[start of Records for the exercise]
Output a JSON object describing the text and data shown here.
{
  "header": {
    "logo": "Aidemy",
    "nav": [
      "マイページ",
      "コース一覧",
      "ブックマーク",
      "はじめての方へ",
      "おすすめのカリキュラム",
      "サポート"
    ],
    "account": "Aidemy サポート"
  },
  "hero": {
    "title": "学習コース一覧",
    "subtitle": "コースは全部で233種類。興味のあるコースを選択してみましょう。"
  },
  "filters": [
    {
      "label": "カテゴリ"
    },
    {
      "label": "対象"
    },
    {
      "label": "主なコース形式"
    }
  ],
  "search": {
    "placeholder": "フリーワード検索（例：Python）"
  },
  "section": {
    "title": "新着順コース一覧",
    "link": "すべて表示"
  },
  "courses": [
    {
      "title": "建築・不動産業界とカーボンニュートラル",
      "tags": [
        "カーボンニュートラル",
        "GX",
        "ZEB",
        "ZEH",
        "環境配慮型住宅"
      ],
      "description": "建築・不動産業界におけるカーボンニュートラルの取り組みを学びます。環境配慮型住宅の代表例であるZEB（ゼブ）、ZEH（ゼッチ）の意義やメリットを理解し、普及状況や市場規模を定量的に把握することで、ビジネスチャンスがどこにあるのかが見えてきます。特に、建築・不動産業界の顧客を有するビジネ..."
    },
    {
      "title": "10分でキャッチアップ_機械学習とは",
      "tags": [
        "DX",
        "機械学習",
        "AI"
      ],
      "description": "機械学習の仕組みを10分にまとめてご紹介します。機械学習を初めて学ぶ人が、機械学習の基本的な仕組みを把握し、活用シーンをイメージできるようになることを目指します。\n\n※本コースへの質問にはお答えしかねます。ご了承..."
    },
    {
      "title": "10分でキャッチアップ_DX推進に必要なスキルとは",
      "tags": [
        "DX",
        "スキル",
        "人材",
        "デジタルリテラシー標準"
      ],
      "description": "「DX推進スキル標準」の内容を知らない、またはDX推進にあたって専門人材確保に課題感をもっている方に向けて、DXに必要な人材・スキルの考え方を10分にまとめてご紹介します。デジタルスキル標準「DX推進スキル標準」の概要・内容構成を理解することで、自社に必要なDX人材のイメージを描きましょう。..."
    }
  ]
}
[end of Records for the exercise]
[Problem statement] Exactly reproduce the material above.

[Result of the task]
Output a JSON object describing the text and data shown here.
{
  "header": {
    "logo": "Aidemy",
    "nav": [
      "マイページ",
      "コース一覧",
      "ブックマーク",
      "はじめての方へ",
      "おすすめのカリキュラム",
      "サポート"
    ],
    "account": "Aidemy サポート"
  },
  "hero": {
    "title": "学習コース一覧",
    "subtitle": "コースは全部で233種類。興味のあるコースを選択してみましょう。"
  },
  "filters": [
    {
      "label": "カテゴリ"
    },
    {
      "label": "対象"
    },
    {
      "label": "主なコース形式"
    }
  ],
  "search": {
    "placeholder": "フリーワード検索（例：Python）"
  },
  "section": {
    "title": "新着順コース一覧",
    "link": "すべて表示"
  },
  "courses": [
    {
      "title": "建築・不動産業界とカーボンニュートラル",
      "tags": [
        "カーボンニュートラル",
        "GX",
        "ZEB",
        "ZEH",
        "環境配慮型住宅"
      ],
      "description": "建築・不動産業界におけるカーボンニュートラルの取り組みを学びます。環境配慮型住宅の代表例であるZEB（ゼブ）、ZEH（ゼッチ）の意義やメリットを理解し、普及状況や市場規模を定量的に把握することで、ビジネスチャンスがどこにあるのかが見えてきます。特に、建築・不動産業界の顧客を有するビジネ..."
    },
    {
      "title": "10分でキャッチアップ_機械学習とは",
      "tags": [
        "DX",
        "機械学習",
        "AI"
      ],
      "description": "機械学習の仕組みを10分にまとめてご紹介します。機械学習を初めて学ぶ人が、機械学習の基本的な仕組みを把握し、活用シーンをイメージできるようになることを目指します。\n\n※本コースへの質問にはお答えしかねます。ご了承..."
    },
    {
      "title": "10分でキャッチアップ_DX推進に必要なスキルとは",
      "tags": [
        "DX",
        "スキル",
        "人材",
        "デジタルリテラシー標準"
      ],
      "description": "「DX推進スキル標準」の内容を知らない、またはDX推進にあたって専門人材確保に課題感をもっている方に向けて、DXに必要な人材・スキルの考え方を10分にまとめてご紹介します。デジタルスキル標準「DX推進スキル標準」の概要・内容構成を理解することで、自社に必要なDX人材のイメージを描きましょう。..."
    }
  ]
}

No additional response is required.